━━━━━ DATASET ROWS
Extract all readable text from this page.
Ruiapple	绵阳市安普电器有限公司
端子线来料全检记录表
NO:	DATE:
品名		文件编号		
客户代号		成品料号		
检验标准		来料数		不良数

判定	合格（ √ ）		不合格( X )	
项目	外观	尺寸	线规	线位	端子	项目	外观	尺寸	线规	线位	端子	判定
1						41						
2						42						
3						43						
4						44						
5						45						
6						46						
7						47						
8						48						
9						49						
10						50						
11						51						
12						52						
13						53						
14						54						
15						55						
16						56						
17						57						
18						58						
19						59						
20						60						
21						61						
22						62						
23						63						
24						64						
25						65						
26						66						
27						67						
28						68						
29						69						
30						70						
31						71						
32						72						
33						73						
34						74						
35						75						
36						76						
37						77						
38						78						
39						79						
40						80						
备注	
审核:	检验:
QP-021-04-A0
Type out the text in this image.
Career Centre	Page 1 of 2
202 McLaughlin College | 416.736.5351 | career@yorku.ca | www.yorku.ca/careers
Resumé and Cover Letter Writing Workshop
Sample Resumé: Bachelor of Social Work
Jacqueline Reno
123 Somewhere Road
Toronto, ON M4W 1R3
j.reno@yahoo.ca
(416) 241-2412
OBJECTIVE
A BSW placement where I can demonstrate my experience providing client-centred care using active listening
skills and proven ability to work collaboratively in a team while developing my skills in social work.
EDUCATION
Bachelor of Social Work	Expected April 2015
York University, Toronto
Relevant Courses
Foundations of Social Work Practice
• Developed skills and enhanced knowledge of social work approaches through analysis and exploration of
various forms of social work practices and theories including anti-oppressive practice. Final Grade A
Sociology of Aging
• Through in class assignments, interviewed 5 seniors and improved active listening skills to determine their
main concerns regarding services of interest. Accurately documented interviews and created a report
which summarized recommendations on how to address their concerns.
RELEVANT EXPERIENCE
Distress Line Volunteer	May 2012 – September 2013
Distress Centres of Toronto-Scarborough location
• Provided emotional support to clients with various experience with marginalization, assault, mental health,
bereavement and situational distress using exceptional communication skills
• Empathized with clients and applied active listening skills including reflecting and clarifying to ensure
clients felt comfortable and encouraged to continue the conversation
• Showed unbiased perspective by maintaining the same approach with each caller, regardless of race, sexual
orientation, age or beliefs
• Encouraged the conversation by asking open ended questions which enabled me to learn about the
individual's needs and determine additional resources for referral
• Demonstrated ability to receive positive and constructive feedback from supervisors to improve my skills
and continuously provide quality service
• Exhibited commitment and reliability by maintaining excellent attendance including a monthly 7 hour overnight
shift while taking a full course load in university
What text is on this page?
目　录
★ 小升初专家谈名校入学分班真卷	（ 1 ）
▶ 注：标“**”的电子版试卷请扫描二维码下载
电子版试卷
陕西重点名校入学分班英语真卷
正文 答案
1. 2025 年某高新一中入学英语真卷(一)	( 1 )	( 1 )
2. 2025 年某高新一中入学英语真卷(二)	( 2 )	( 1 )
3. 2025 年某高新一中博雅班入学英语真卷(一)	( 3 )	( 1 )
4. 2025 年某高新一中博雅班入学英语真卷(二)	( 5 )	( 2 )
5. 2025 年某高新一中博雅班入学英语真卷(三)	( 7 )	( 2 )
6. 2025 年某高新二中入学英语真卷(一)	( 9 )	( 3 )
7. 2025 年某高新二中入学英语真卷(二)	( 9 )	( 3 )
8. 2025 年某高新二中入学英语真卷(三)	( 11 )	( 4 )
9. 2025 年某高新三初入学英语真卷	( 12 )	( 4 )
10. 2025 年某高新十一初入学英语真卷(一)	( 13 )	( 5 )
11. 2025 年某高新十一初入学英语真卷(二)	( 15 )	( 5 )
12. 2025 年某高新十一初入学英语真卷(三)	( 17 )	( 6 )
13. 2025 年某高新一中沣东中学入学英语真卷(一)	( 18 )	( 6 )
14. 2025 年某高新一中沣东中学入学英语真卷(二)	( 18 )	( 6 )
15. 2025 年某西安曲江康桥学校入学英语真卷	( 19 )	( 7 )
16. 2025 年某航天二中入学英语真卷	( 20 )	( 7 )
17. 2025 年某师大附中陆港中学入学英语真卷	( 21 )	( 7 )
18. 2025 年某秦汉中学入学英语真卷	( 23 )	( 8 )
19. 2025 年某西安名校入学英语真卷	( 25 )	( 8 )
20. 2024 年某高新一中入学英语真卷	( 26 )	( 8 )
━━━━━━━━━━
▶ **EXERCISE DETAILS**
Go through the material line by line. Show each line that contains the string "年某高新一中沣东中学入学英语真卷".

▶ **COMPLETE OUTPUT**
13. 2025 年某高新一中沣东中学入学英语真卷(一)	( 18 )	( 6 )
14. 2025 年某高新一中沣东中学入学英语真卷(二)	( 18 )	( 6 )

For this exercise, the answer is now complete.